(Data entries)
• • •
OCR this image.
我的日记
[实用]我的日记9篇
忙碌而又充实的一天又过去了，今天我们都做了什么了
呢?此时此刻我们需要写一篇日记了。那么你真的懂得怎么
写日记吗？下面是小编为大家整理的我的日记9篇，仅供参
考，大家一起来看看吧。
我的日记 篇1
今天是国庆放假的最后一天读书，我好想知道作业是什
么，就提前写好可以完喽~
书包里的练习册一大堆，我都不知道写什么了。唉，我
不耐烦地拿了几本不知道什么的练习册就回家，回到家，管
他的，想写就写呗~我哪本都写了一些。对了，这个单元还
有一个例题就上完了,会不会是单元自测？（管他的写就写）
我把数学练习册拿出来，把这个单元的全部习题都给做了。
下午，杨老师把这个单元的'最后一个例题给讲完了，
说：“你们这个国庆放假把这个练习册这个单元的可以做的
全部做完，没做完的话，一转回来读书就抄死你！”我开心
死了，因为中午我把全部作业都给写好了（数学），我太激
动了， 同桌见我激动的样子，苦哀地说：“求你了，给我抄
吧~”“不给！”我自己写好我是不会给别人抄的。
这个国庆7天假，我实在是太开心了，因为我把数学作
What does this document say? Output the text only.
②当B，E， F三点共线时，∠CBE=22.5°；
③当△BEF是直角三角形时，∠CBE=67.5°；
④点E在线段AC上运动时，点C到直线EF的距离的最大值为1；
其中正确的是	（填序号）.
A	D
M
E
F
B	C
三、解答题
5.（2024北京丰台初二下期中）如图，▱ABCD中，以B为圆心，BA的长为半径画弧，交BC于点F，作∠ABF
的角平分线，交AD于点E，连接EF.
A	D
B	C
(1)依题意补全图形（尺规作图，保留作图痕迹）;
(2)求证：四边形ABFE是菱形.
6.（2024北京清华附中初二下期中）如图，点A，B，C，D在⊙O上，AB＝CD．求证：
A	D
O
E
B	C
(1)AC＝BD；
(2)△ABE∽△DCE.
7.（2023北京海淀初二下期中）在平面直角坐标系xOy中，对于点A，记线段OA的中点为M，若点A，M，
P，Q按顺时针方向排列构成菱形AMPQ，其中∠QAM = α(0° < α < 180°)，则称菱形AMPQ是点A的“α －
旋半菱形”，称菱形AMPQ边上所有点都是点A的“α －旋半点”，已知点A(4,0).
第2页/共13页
• • •
— Problem —
Return the material in full, exactly as shown.

— Answer to this problem —
OCR this image.
我的日记
[实用]我的日记9篇
忙碌而又充实的一天又过去了，今天我们都做了什么了
呢?此时此刻我们需要写一篇日记了。那么你真的懂得怎么
写日记吗？下面是小编为大家整理的我的日记9篇，仅供参
考，大家一起来看看吧。
我的日记 篇1
今天是国庆放假的最后一天读书，我好想知道作业是什
么，就提前写好可以完喽~
书包里的练习册一大堆，我都不知道写什么了。唉，我
不耐烦地拿了几本不知道什么的练习册就回家，回到家，管
他的，想写就写呗~我哪本都写了一些。对了，这个单元还
有一个例题就上完了,会不会是单元自测？（管他的写就写）
我把数学练习册拿出来，把这个单元的全部习题都给做了。
下午，杨老师把这个单元的'最后一个例题给讲完了，
说：“你们这个国庆放假把这个练习册这个单元的可以做的
全部做完，没做完的话，一转回来读书就抄死你！”我开心
死了，因为中午我把全部作业都给写好了（数学），我太激
动了， 同桌见我激动的样子，苦哀地说：“求你了，给我抄
吧~”“不给！”我自己写好我是不会给别人抄的。
这个国庆7天假，我实在是太开心了，因为我把数学作
What does this document say? Output the text only.
②当B，E， F三点共线时，∠CBE=22.5°；
③当△BEF是直角三角形时，∠CBE=67.5°；
④点E在线段AC上运动时，点C到直线EF的距离的最大值为1；
其中正确的是	（填序号）.
A	D
M
E
F
B	C
三、解答题
5.（2024北京丰台初二下期中）如图，▱ABCD中，以B为圆心，BA的长为半径画弧，交BC于点F，作∠ABF
的角平分线，交AD于点E，连接EF.
A	D
B	C
(1)依题意补全图形（尺规作图，保留作图痕迹）;
(2)求证：四边形ABFE是菱形.
6.（2024北京清华附中初二下期中）如图，点A，B，C，D在⊙O上，AB＝CD．求证：
A	D
O
E
B	C
(1)AC＝BD；
(2)△ABE∽△DCE.
7.（2023北京海淀初二下期中）在平面直角坐标系xOy中，对于点A，记线段OA的中点为M，若点A，M，
P，Q按顺时针方向排列构成菱形AMPQ，其中∠QAM = α(0° < α < 180°)，则称菱形AMPQ是点A的“α －
旋半菱形”，称菱形AMPQ边上所有点都是点A的“α －旋半点”，已知点A(4,0).
第2页/共13页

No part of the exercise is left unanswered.